### DESCRIPTION OF THE TASK
Below are records to transcribe exactly, without their pictures.
-- Start --
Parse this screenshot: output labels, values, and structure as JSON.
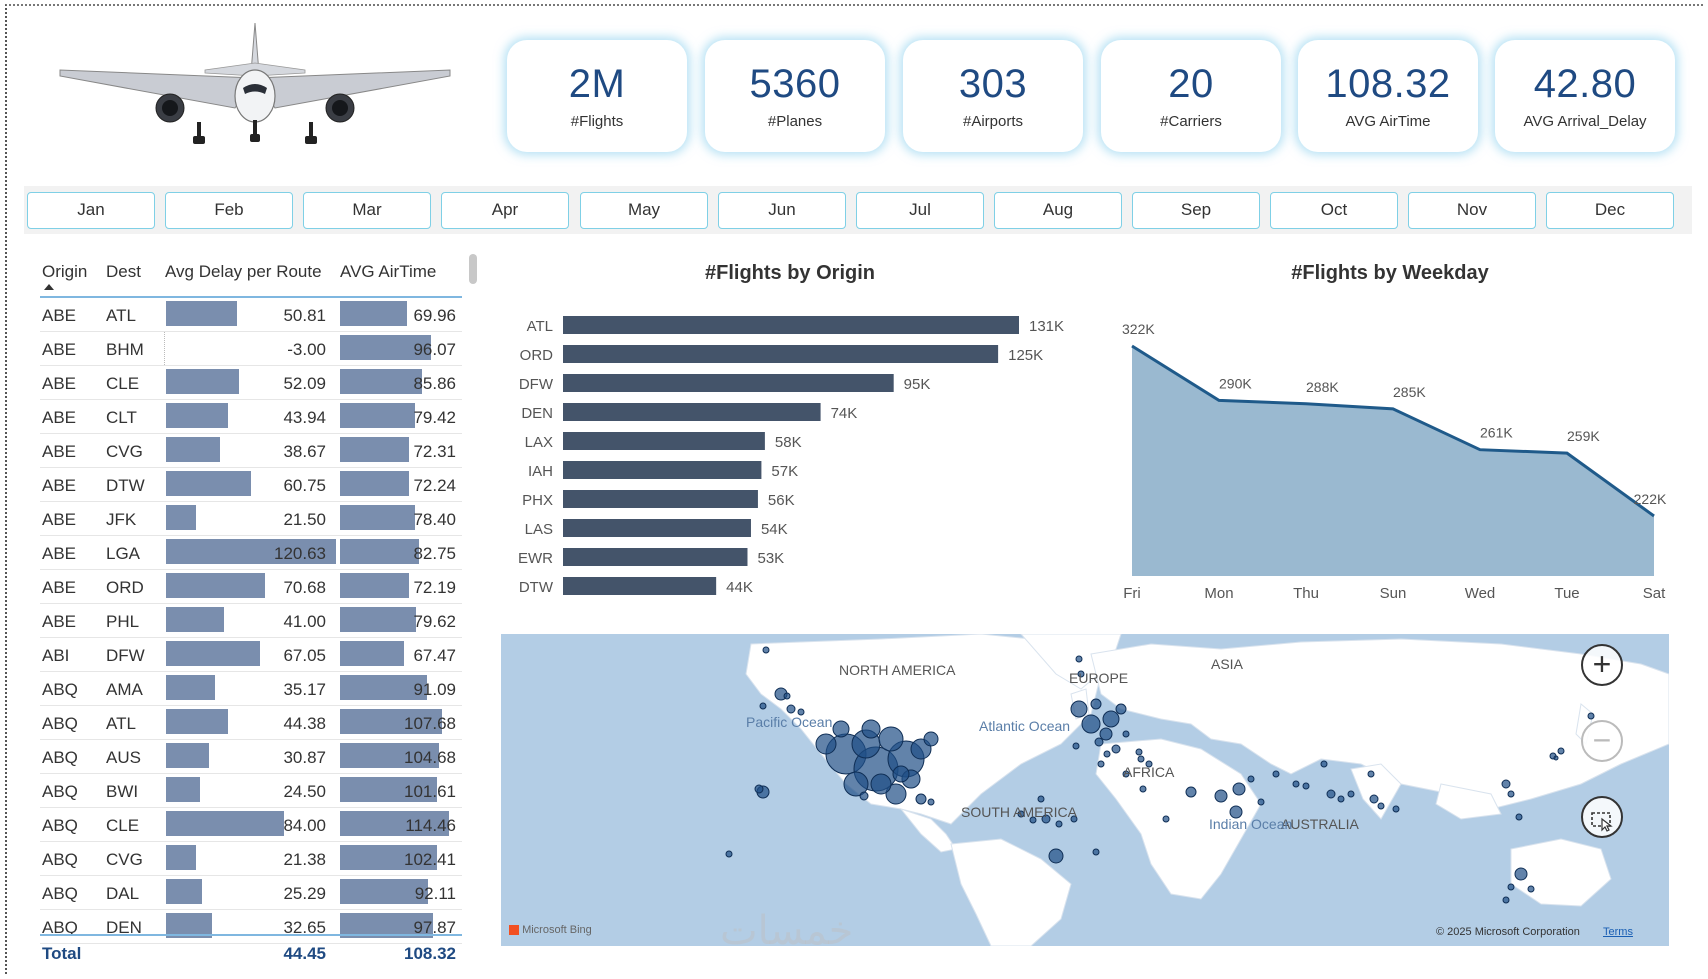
{
  "kpis": [
    {
      "value": "2M",
      "label": "#Flights"
    },
    {
      "value": "5360",
      "label": "#Planes"
    },
    {
      "value": "303",
      "label": "#Airports"
    },
    {
      "value": "20",
      "label": "#Carriers"
    },
    {
      "value": "108.32",
      "label": "AVG AirTime"
    },
    {
      "value": "42.80",
      "label": "AVG Arrival_Delay"
    }
  ],
  "months": [
    "Jan",
    "Feb",
    "Mar",
    "Apr",
    "May",
    "Jun",
    "Jul",
    "Aug",
    "Sep",
    "Oct",
    "Nov",
    "Dec"
  ],
  "table": {
    "headers": {
      "origin": "Origin",
      "dest": "Dest",
      "delay": "Avg Delay per Route",
      "airtime": "AVG AirTime"
    },
    "rows": [
      {
        "origin": "ABE",
        "dest": "ATL",
        "delay": "50.81",
        "airtime": "69.96"
      },
      {
        "origin": "ABE",
        "dest": "BHM",
        "delay": "-3.00",
        "airtime": "96.07"
      },
      {
        "origin": "ABE",
        "dest": "CLE",
        "delay": "52.09",
        "airtime": "85.86"
      },
      {
        "origin": "ABE",
        "dest": "CLT",
        "delay": "43.94",
        "airtime": "79.42"
      },
      {
        "origin": "ABE",
        "dest": "CVG",
        "delay": "38.67",
        "airtime": "72.31"
      },
      {
        "origin": "ABE",
        "dest": "DTW",
        "delay": "60.75",
        "airtime": "72.24"
      },
      {
        "origin": "ABE",
        "dest": "JFK",
        "delay": "21.50",
        "airtime": "78.40"
      },
      {
        "origin": "ABE",
        "dest": "LGA",
        "delay": "120.63",
        "airtime": "82.75"
      },
      {
        "origin": "ABE",
        "dest": "ORD",
        "delay": "70.68",
        "airtime": "72.19"
      },
      {
        "origin": "ABE",
        "dest": "PHL",
        "delay": "41.00",
        "airtime": "79.62"
      },
      {
        "origin": "ABI",
        "dest": "DFW",
        "delay": "67.05",
        "airtime": "67.47"
      },
      {
        "origin": "ABQ",
        "dest": "AMA",
        "delay": "35.17",
        "airtime": "91.09"
      },
      {
        "origin": "ABQ",
        "dest": "ATL",
        "delay": "44.38",
        "airtime": "107.68"
      },
      {
        "origin": "ABQ",
        "dest": "AUS",
        "delay": "30.87",
        "airtime": "104.68"
      },
      {
        "origin": "ABQ",
        "dest": "BWI",
        "delay": "24.50",
        "airtime": "101.61"
      },
      {
        "origin": "ABQ",
        "dest": "CLE",
        "delay": "84.00",
        "airtime": "114.46"
      },
      {
        "origin": "ABQ",
        "dest": "CVG",
        "delay": "21.38",
        "airtime": "102.41"
      },
      {
        "origin": "ABQ",
        "dest": "DAL",
        "delay": "25.29",
        "airtime": "92.11"
      },
      {
        "origin": "ABQ",
        "dest": "DEN",
        "delay": "32.65",
        "airtime": "97.87"
      }
    ],
    "total": {
      "label": "Total",
      "delay": "44.45",
      "airtime": "108.32"
    }
  },
  "chart_data": [
    {
      "type": "bar",
      "title": "#Flights by Origin",
      "orientation": "horizontal",
      "categories": [
        "ATL",
        "ORD",
        "DFW",
        "DEN",
        "LAX",
        "IAH",
        "PHX",
        "LAS",
        "EWR",
        "DTW"
      ],
      "values": [
        131000,
        125000,
        95000,
        74000,
        58000,
        57000,
        56000,
        54000,
        53000,
        44000
      ],
      "labels": [
        "131K",
        "125K",
        "95K",
        "74K",
        "58K",
        "57K",
        "56K",
        "54K",
        "53K",
        "44K"
      ],
      "color": "#44546a"
    },
    {
      "type": "area",
      "title": "#Flights by Weekday",
      "categories": [
        "Fri",
        "Mon",
        "Thu",
        "Sun",
        "Wed",
        "Tue",
        "Sat"
      ],
      "values": [
        322000,
        290000,
        288000,
        285000,
        261000,
        259000,
        222000
      ],
      "labels": [
        "322K",
        "290K",
        "288K",
        "285K",
        "261K",
        "259K",
        "222K"
      ],
      "fill": "#9ab9d0",
      "line": "#1f5a8a"
    }
  ],
  "map": {
    "continents": [
      "NORTH AMERICA",
      "EUROPE",
      "ASIA",
      "AFRICA",
      "SOUTH AMERICA",
      "AUSTRALIA"
    ],
    "oceans": [
      "Pacific Ocean",
      "Atlantic Ocean",
      "Indian Ocean"
    ],
    "zoom_in": "+",
    "zoom_out": "−",
    "provider": "Microsoft Bing",
    "copyright": "© 2025 Microsoft Corporation",
    "terms": "Terms"
  },
  "watermark": "خمسات"
}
-- End --
### ANSWER TO THE EXERCISE
Parse this screenshot: output labels, values, and structure as JSON.
{
  "kpis": [
    {
      "value": "2M",
      "label": "#Flights"
    },
    {
      "value": "5360",
      "label": "#Planes"
    },
    {
      "value": "303",
      "label": "#Airports"
    },
    {
      "value": "20",
      "label": "#Carriers"
    },
    {
      "value": "108.32",
      "label": "AVG AirTime"
    },
    {
      "value": "42.80",
      "label": "AVG Arrival_Delay"
    }
  ],
  "months": [
    "Jan",
    "Feb",
    "Mar",
    "Apr",
    "May",
    "Jun",
    "Jul",
    "Aug",
    "Sep",
    "Oct",
    "Nov",
    "Dec"
  ],
  "table": {
    "headers": {
      "origin": "Origin",
      "dest": "Dest",
      "delay": "Avg Delay per Route",
      "airtime": "AVG AirTime"
    },
    "rows": [
      {
        "origin": "ABE",
        "dest": "ATL",
        "delay": "50.81",
        "airtime": "69.96"
      },
      {
        "origin": "ABE",
        "dest": "BHM",
        "delay": "-3.00",
        "airtime": "96.07"
      },
      {
        "origin": "ABE",
        "dest": "CLE",
        "delay": "52.09",
        "airtime": "85.86"
      },
      {
        "origin": "ABE",
        "dest": "CLT",
        "delay": "43.94",
        "airtime": "79.42"
      },
      {
        "origin": "ABE",
        "dest": "CVG",
        "delay": "38.67",
        "airtime": "72.31"
      },
      {
        "origin": "ABE",
        "dest": "DTW",
        "delay": "60.75",
        "airtime": "72.24"
      },
      {
        "origin": "ABE",
        "dest": "JFK",
        "delay": "21.50",
        "airtime": "78.40"
      },
      {
        "origin": "ABE",
        "dest": "LGA",
        "delay": "120.63",
        "airtime": "82.75"
      },
      {
        "origin": "ABE",
        "dest": "ORD",
        "delay": "70.68",
        "airtime": "72.19"
      },
      {
        "origin": "ABE",
        "dest": "PHL",
        "delay": "41.00",
        "airtime": "79.62"
      },
      {
        "origin": "ABI",
        "dest": "DFW",
        "delay": "67.05",
        "airtime": "67.47"
      },
      {
        "origin": "ABQ",
        "dest": "AMA",
        "delay": "35.17",
        "airtime": "91.09"
      },
      {
        "origin": "ABQ",
        "dest": "ATL",
        "delay": "44.38",
        "airtime": "107.68"
      },
      {
        "origin": "ABQ",
        "dest": "AUS",
        "delay": "30.87",
        "airtime": "104.68"
      },
      {
        "origin": "ABQ",
        "dest": "BWI",
        "delay": "24.50",
        "airtime": "101.61"
      },
      {
        "origin": "ABQ",
        "dest": "CLE",
        "delay": "84.00",
        "airtime": "114.46"
      },
      {
        "origin": "ABQ",
        "dest": "CVG",
        "delay": "21.38",
        "airtime": "102.41"
      },
      {
        "origin": "ABQ",
        "dest": "DAL",
        "delay": "25.29",
        "airtime": "92.11"
      },
      {
        "origin": "ABQ",
        "dest": "DEN",
        "delay": "32.65",
        "airtime": "97.87"
      }
    ],
    "total": {
      "label": "Total",
      "delay": "44.45",
      "airtime": "108.32"
    }
  },
  "chart_data": [
    {
      "type": "bar",
      "title": "#Flights by Origin",
      "orientation": "horizontal",
      "categories": [
        "ATL",
        "ORD",
        "DFW",
        "DEN",
        "LAX",
        "IAH",
        "PHX",
        "LAS",
        "EWR",
        "DTW"
      ],
      "values": [
        131000,
        125000,
        95000,
        74000,
        58000,
        57000,
        56000,
        54000,
        53000,
        44000
      ],
      "labels": [
        "131K",
        "125K",
        "95K",
        "74K",
        "58K",
        "57K",
        "56K",
        "54K",
        "53K",
        "44K"
      ],
      "color": "#44546a"
    },
    {
      "type": "area",
      "title": "#Flights by Weekday",
      "categories": [
        "Fri",
        "Mon",
        "Thu",
        "Sun",
        "Wed",
        "Tue",
        "Sat"
      ],
      "values": [
        322000,
        290000,
        288000,
        285000,
        261000,
        259000,
        222000
      ],
      "labels": [
        "322K",
        "290K",
        "288K",
        "285K",
        "261K",
        "259K",
        "222K"
      ],
      "fill": "#9ab9d0",
      "line": "#1f5a8a"
    }
  ],
  "map": {
    "continents": [
      "NORTH AMERICA",
      "EUROPE",
      "ASIA",
      "AFRICA",
      "SOUTH AMERICA",
      "AUSTRALIA"
    ],
    "oceans": [
      "Pacific Ocean",
      "Atlantic Ocean",
      "Indian Ocean"
    ],
    "zoom_in": "+",
    "zoom_out": "−",
    "provider": "Microsoft Bing",
    "copyright": "© 2025 Microsoft Corporation",
    "terms": "Terms"
  },
  "watermark": "خمسات"
}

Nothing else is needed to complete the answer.